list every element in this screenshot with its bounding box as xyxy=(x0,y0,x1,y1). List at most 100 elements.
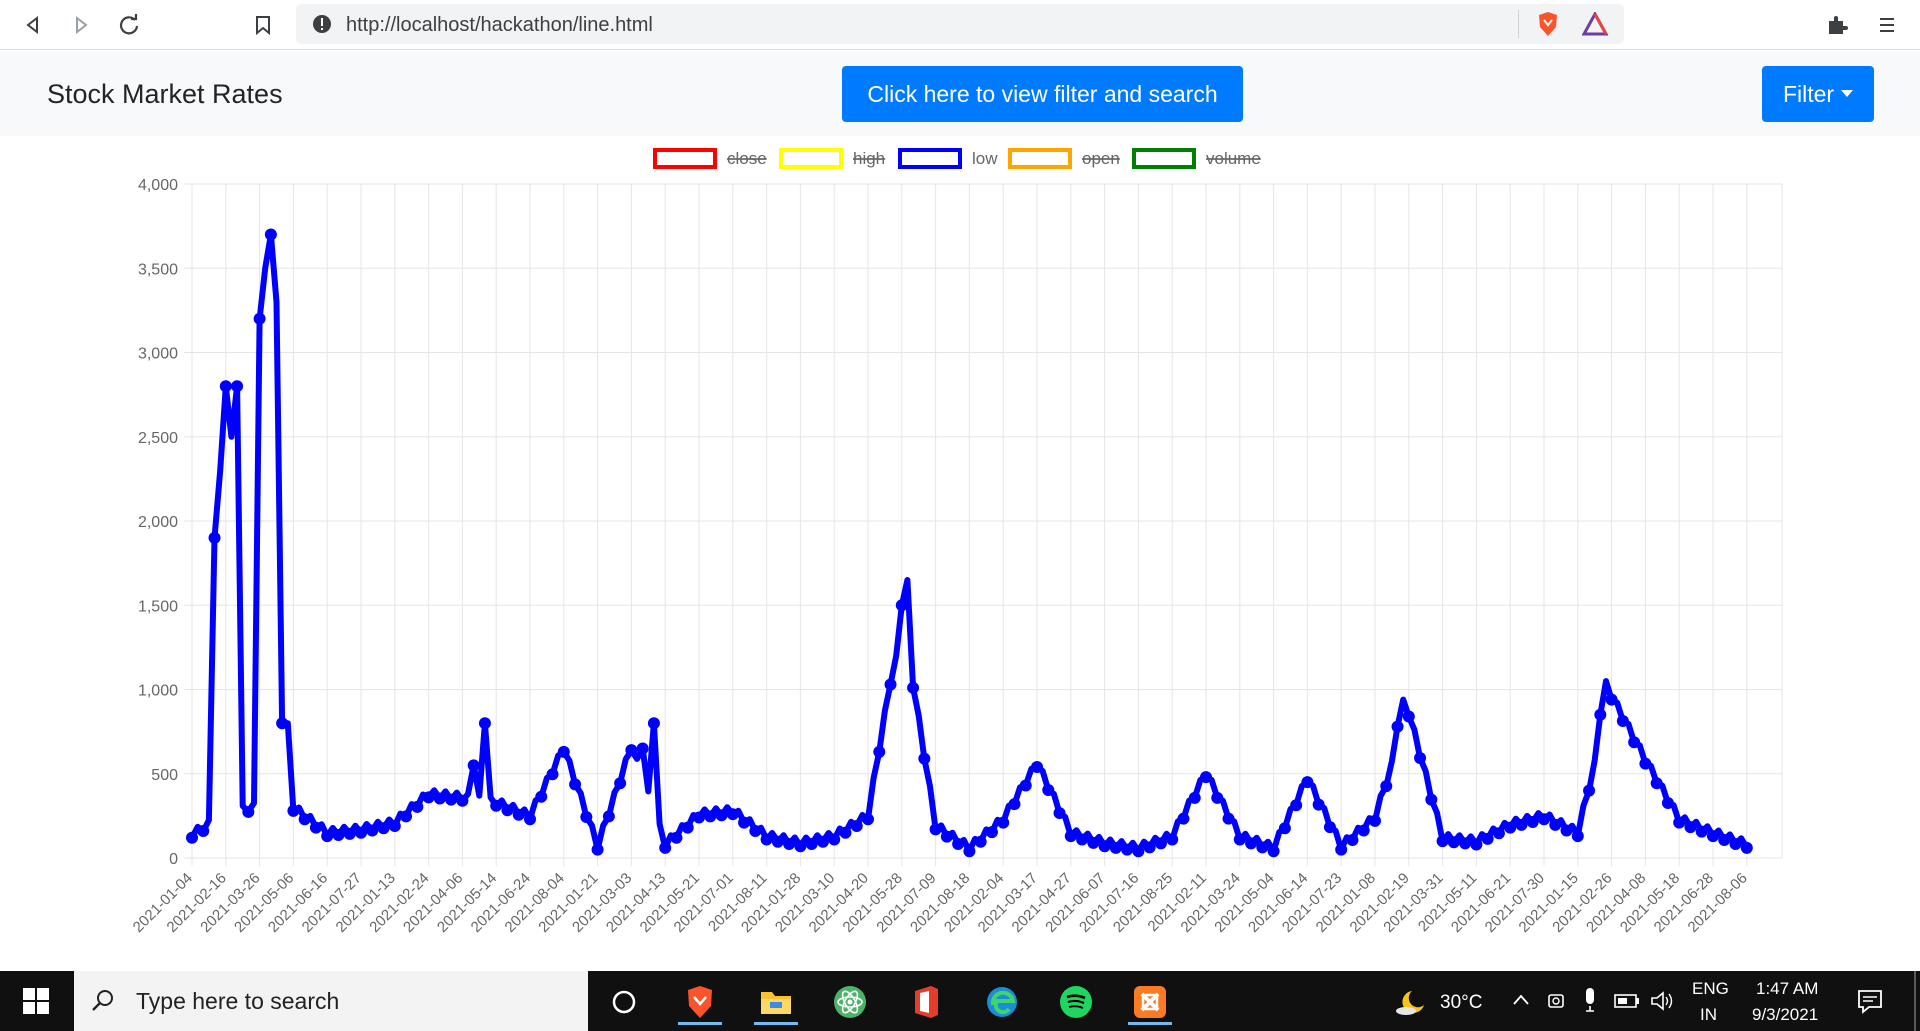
data-point-low[interactable] xyxy=(1560,824,1573,837)
data-point-low[interactable] xyxy=(1661,796,1674,809)
data-point-low[interactable] xyxy=(1008,798,1021,811)
clock-date[interactable]: 9/3/2021 xyxy=(1752,1005,1818,1025)
legend-label-close[interactable]: close xyxy=(727,149,767,168)
data-point-low[interactable] xyxy=(309,821,322,834)
data-point-low[interactable] xyxy=(456,794,469,807)
data-point-low[interactable] xyxy=(1571,830,1584,843)
data-point-low[interactable] xyxy=(1076,833,1089,846)
legend-label-open[interactable]: open xyxy=(1082,149,1120,168)
data-point-low[interactable] xyxy=(997,816,1010,829)
data-point-low[interactable] xyxy=(422,791,435,804)
data-point-low[interactable] xyxy=(1470,838,1483,851)
data-point-low[interactable] xyxy=(1639,757,1652,770)
data-point-low[interactable] xyxy=(1166,833,1179,846)
data-point-low[interactable] xyxy=(1707,830,1719,843)
data-point-low[interactable] xyxy=(433,792,446,805)
data-point-low[interactable] xyxy=(1391,720,1404,733)
data-point-low[interactable] xyxy=(1087,836,1100,849)
data-point-low[interactable] xyxy=(1684,821,1697,834)
data-point-low[interactable] xyxy=(1549,818,1562,831)
data-point-low[interactable] xyxy=(1098,840,1111,853)
data-point-low[interactable] xyxy=(985,826,998,839)
data-point-low[interactable] xyxy=(1425,793,1438,806)
data-point-low[interactable] xyxy=(693,811,705,824)
microphone-icon[interactable] xyxy=(1582,987,1598,1013)
data-point-low[interactable] xyxy=(1729,837,1742,850)
legend-swatch-open[interactable] xyxy=(1008,148,1072,169)
data-point-low[interactable] xyxy=(1143,841,1156,854)
data-point-low[interactable] xyxy=(1447,836,1460,849)
data-point-low[interactable] xyxy=(884,678,897,691)
data-point-low[interactable] xyxy=(1673,816,1686,829)
data-point-low[interactable] xyxy=(1492,827,1505,840)
data-point-low[interactable] xyxy=(659,841,672,854)
data-point-low[interactable] xyxy=(940,830,953,843)
data-point-low[interactable] xyxy=(1188,791,1201,804)
data-point-low[interactable] xyxy=(760,833,773,846)
data-point-low[interactable] xyxy=(1335,843,1348,856)
show-desktop-button[interactable] xyxy=(1914,971,1916,1031)
taskbar-app-office[interactable] xyxy=(898,979,954,1025)
menu-button[interactable] xyxy=(1872,10,1902,40)
data-point-low[interactable] xyxy=(1481,832,1494,845)
data-point-low[interactable] xyxy=(929,823,942,836)
data-point-low[interactable] xyxy=(602,810,615,823)
weather-temperature[interactable]: 30°C xyxy=(1440,992,1482,1014)
brave-rewards-icon[interactable] xyxy=(1582,12,1608,36)
data-point-low[interactable] xyxy=(1414,752,1427,765)
data-point-low[interactable] xyxy=(907,681,920,694)
data-point-low[interactable] xyxy=(1121,843,1134,856)
data-point-low[interactable] xyxy=(670,831,683,844)
data-point-low[interactable] xyxy=(726,808,739,821)
data-point-low[interactable] xyxy=(1346,834,1359,847)
data-point-low[interactable] xyxy=(1323,821,1336,834)
taskbar-search-box[interactable]: Type here to search xyxy=(74,971,588,1031)
data-point-low[interactable] xyxy=(1436,835,1449,848)
data-point-low[interactable] xyxy=(332,828,345,841)
data-point-low[interactable] xyxy=(1583,784,1596,797)
data-point-low[interactable] xyxy=(388,819,401,832)
data-point-low[interactable] xyxy=(1526,816,1539,829)
legend-swatch-close[interactable] xyxy=(653,148,717,169)
data-point-low[interactable] xyxy=(1718,834,1731,847)
data-point-low[interactable] xyxy=(1369,814,1381,827)
data-point-low[interactable] xyxy=(298,813,311,826)
data-point-low[interactable] xyxy=(783,837,796,850)
data-point-low[interactable] xyxy=(355,826,367,839)
data-point-low[interactable] xyxy=(862,813,874,826)
data-point-low[interactable] xyxy=(219,380,232,393)
data-point-low[interactable] xyxy=(197,825,210,838)
legend-swatch-low[interactable] xyxy=(898,148,962,169)
data-point-low[interactable] xyxy=(1064,830,1077,843)
data-point-low[interactable] xyxy=(231,380,244,393)
battery-icon[interactable] xyxy=(1614,993,1640,1009)
data-point-low[interactable] xyxy=(1267,845,1280,858)
data-point-low[interactable] xyxy=(1019,779,1032,792)
data-point-low[interactable] xyxy=(501,804,514,817)
data-point-low[interactable] xyxy=(1459,837,1472,850)
taskbar-app-spotify[interactable] xyxy=(1048,979,1104,1025)
data-point-low[interactable] xyxy=(974,835,987,848)
data-point-low[interactable] xyxy=(377,822,390,835)
data-point-low[interactable] xyxy=(400,810,413,823)
data-point-low[interactable] xyxy=(591,843,604,856)
navbar-brand[interactable]: Stock Market Rates xyxy=(47,79,283,110)
data-point-low[interactable] xyxy=(816,835,829,848)
data-point-low[interactable] xyxy=(569,778,582,791)
legend-swatch-volume[interactable] xyxy=(1132,148,1196,169)
back-button[interactable] xyxy=(18,10,48,40)
data-point-low[interactable] xyxy=(478,717,491,730)
taskbar-app-xampp[interactable] xyxy=(1122,979,1178,1025)
taskbar-app-atom[interactable] xyxy=(822,979,878,1025)
meet-now-icon[interactable] xyxy=(1546,989,1566,1013)
data-point-low[interactable] xyxy=(186,831,198,844)
data-point-low[interactable] xyxy=(1256,841,1269,854)
taskbar-app-edge[interactable] xyxy=(974,979,1030,1025)
brave-shields-icon[interactable] xyxy=(1536,11,1560,37)
data-point-low[interactable] xyxy=(512,808,525,821)
data-point-low[interactable] xyxy=(1380,780,1393,793)
task-view-button[interactable] xyxy=(596,979,652,1025)
data-point-low[interactable] xyxy=(873,745,886,758)
data-point-low[interactable] xyxy=(1132,845,1145,858)
data-point-low[interactable] xyxy=(276,717,289,730)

YOUR GOAL
Copy the items above, from the line containing "data-point-low[interactable] xyxy=(1560,824,1573,837)" through the line containing "legend-label-close[interactable]: close xyxy=(727,149,767,168)", including both of those lines.

RESPONSE TO THIS EXERCISE
data-point-low[interactable] xyxy=(1560,824,1573,837)
data-point-low[interactable] xyxy=(1661,796,1674,809)
data-point-low[interactable] xyxy=(1008,798,1021,811)
clock-date[interactable]: 9/3/2021 xyxy=(1752,1005,1818,1025)
legend-label-close[interactable]: close xyxy=(727,149,767,168)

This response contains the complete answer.